Records about charts and figures
———
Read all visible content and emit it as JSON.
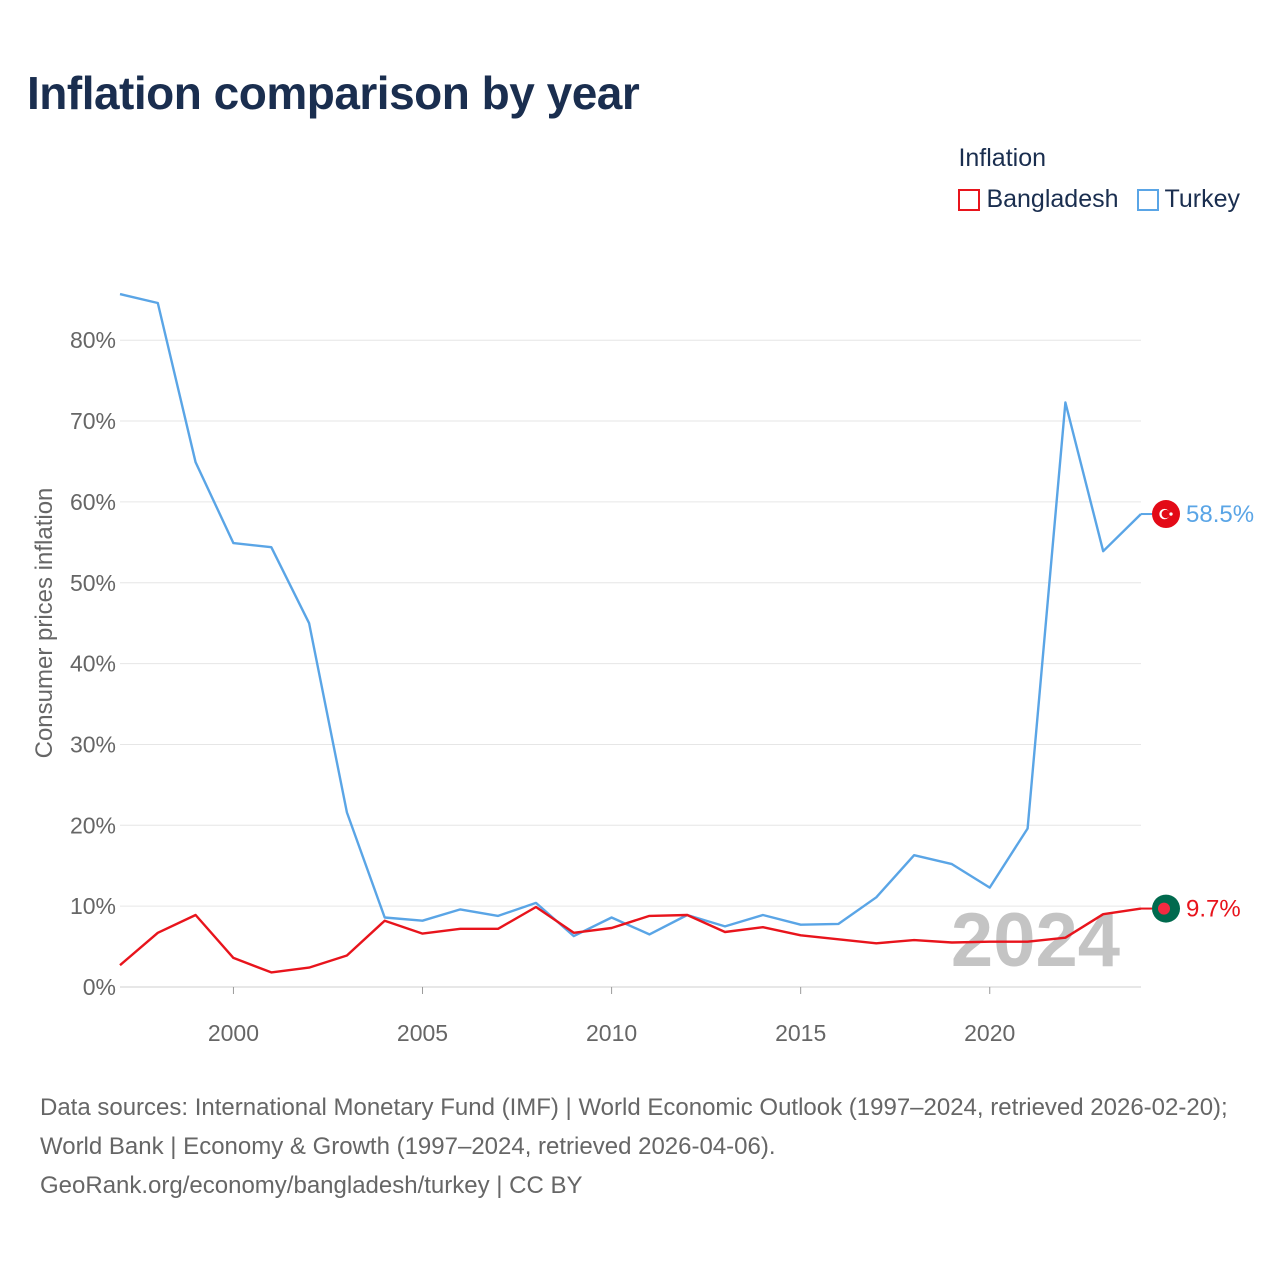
{
  "title": "Inflation comparison by year",
  "legend": {
    "title": "Inflation",
    "items": [
      {
        "label": "Bangladesh",
        "color": "#e8141c"
      },
      {
        "label": "Turkey",
        "color": "#5aa5e6"
      }
    ]
  },
  "chart_data": {
    "type": "line",
    "title": "Inflation comparison by year",
    "xlabel": "",
    "ylabel": "Consumer prices inflation",
    "xlim": [
      1997,
      2024
    ],
    "ylim": [
      0,
      85
    ],
    "x_ticks": [
      2000,
      2005,
      2010,
      2015,
      2020
    ],
    "y_ticks": [
      0,
      10,
      20,
      30,
      40,
      50,
      60,
      70,
      80
    ],
    "y_tick_suffix": "%",
    "grid": true,
    "x": [
      1997,
      1998,
      1999,
      2000,
      2001,
      2002,
      2003,
      2004,
      2005,
      2006,
      2007,
      2008,
      2009,
      2010,
      2011,
      2012,
      2013,
      2014,
      2015,
      2016,
      2017,
      2018,
      2019,
      2020,
      2021,
      2022,
      2023,
      2024
    ],
    "series": [
      {
        "name": "Turkey",
        "color": "#5aa5e6",
        "values": [
          85.7,
          84.6,
          64.9,
          54.9,
          54.4,
          45.0,
          21.6,
          8.6,
          8.2,
          9.6,
          8.8,
          10.4,
          6.3,
          8.6,
          6.5,
          8.9,
          7.5,
          8.9,
          7.7,
          7.8,
          11.1,
          16.3,
          15.2,
          12.3,
          19.6,
          72.3,
          53.9,
          58.5
        ],
        "end_label": "58.5%",
        "flag": "turkey"
      },
      {
        "name": "Bangladesh",
        "color": "#e8141c",
        "values": [
          2.7,
          6.7,
          8.9,
          3.6,
          1.8,
          2.4,
          3.9,
          8.2,
          6.6,
          7.2,
          7.2,
          9.9,
          6.7,
          7.3,
          8.8,
          8.9,
          6.8,
          7.4,
          6.4,
          5.9,
          5.4,
          5.8,
          5.5,
          5.6,
          5.6,
          6.1,
          9.0,
          9.7
        ],
        "end_label": "9.7%",
        "flag": "bangladesh"
      }
    ],
    "year_watermark": "2024"
  },
  "footer": {
    "line1": "Data sources: International Monetary Fund (IMF) | World Economic Outlook (1997–2024, retrieved 2026-02-20); World Bank | Economy & Growth (1997–2024, retrieved 2026-04-06).",
    "line2": "GeoRank.org/economy/bangladesh/turkey | CC BY"
  }
}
———
YOUR INSTRUCTIONS> Tally up the lines holding the word "comparison" in the data above, and answer with that figure only.

EXERCISE SOLUTION> 2